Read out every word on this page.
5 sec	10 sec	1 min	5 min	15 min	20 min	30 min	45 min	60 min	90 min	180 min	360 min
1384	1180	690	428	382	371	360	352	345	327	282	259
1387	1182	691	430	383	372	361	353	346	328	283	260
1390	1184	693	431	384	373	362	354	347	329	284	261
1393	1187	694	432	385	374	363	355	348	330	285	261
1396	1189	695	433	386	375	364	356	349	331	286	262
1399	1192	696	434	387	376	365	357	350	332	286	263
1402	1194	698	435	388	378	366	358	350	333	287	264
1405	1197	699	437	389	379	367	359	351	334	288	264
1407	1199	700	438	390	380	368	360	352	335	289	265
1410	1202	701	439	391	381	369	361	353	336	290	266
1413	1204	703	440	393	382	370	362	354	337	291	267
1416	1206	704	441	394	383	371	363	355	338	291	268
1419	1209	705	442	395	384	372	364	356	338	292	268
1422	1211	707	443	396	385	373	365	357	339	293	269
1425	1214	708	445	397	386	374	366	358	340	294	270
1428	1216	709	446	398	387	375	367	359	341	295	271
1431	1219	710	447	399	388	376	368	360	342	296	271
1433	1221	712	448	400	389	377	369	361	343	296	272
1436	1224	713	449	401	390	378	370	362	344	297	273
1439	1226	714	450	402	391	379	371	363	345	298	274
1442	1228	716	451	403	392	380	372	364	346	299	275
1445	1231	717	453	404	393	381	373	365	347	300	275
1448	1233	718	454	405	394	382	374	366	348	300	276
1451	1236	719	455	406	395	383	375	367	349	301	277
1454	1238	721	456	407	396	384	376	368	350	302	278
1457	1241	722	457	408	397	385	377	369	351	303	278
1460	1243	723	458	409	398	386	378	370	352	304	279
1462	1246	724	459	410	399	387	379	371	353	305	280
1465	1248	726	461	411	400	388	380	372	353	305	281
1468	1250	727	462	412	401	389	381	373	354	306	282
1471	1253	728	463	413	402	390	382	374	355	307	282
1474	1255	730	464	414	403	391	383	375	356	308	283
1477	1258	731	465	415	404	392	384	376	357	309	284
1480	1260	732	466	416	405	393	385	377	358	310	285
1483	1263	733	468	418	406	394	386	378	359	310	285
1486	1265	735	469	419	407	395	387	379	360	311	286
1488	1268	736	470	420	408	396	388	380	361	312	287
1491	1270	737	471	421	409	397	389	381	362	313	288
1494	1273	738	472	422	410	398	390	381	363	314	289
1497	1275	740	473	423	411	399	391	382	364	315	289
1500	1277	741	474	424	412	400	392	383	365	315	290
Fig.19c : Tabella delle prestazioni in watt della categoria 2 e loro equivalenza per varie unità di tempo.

===============

**TASK DESCRIPTION:**
Write the listing out again, exactly as it reads.

**RESPONSE:**
Read out every word on this page.
5 sec	10 sec	1 min	5 min	15 min	20 min	30 min	45 min	60 min	90 min	180 min	360 min
1384	1180	690	428	382	371	360	352	345	327	282	259
1387	1182	691	430	383	372	361	353	346	328	283	260
1390	1184	693	431	384	373	362	354	347	329	284	261
1393	1187	694	432	385	374	363	355	348	330	285	261
1396	1189	695	433	386	375	364	356	349	331	286	262
1399	1192	696	434	387	376	365	357	350	332	286	263
1402	1194	698	435	388	378	366	358	350	333	287	264
1405	1197	699	437	389	379	367	359	351	334	288	264
1407	1199	700	438	390	380	368	360	352	335	289	265
1410	1202	701	439	391	381	369	361	353	336	290	266
1413	1204	703	440	393	382	370	362	354	337	291	267
1416	1206	704	441	394	383	371	363	355	338	291	268
1419	1209	705	442	395	384	372	364	356	338	292	268
1422	1211	707	443	396	385	373	365	357	339	293	269
1425	1214	708	445	397	386	374	366	358	340	294	270
1428	1216	709	446	398	387	375	367	359	341	295	271
1431	1219	710	447	399	388	376	368	360	342	296	271
1433	1221	712	448	400	389	377	369	361	343	296	272
1436	1224	713	449	401	390	378	370	362	344	297	273
1439	1226	714	450	402	391	379	371	363	345	298	274
1442	1228	716	451	403	392	380	372	364	346	299	275
1445	1231	717	453	404	393	381	373	365	347	300	275
1448	1233	718	454	405	394	382	374	366	348	300	276
1451	1236	719	455	406	395	383	375	367	349	301	277
1454	1238	721	456	407	396	384	376	368	350	302	278
1457	1241	722	457	408	397	385	377	369	351	303	278
1460	1243	723	458	409	398	386	378	370	352	304	279
1462	1246	724	459	410	399	387	379	371	353	305	280
1465	1248	726	461	411	400	388	380	372	353	305	281
1468	1250	727	462	412	401	389	381	373	354	306	282
1471	1253	728	463	413	402	390	382	374	355	307	282
1474	1255	730	464	414	403	391	383	375	356	308	283
1477	1258	731	465	415	404	392	384	376	357	309	284
1480	1260	732	466	416	405	393	385	377	358	310	285
1483	1263	733	468	418	406	394	386	378	359	310	285
1486	1265	735	469	419	407	395	387	379	360	311	286
1488	1268	736	470	420	408	396	388	380	361	312	287
1491	1270	737	471	421	409	397	389	381	362	313	288
1494	1273	738	472	422	410	398	390	381	363	314	289
1497	1275	740	473	423	411	399	391	382	364	315	289
1500	1277	741	474	424	412	400	392	383	365	315	290
Fig.19c : Tabella delle prestazioni in watt della categoria 2 e loro equivalenza per varie unità di tempo.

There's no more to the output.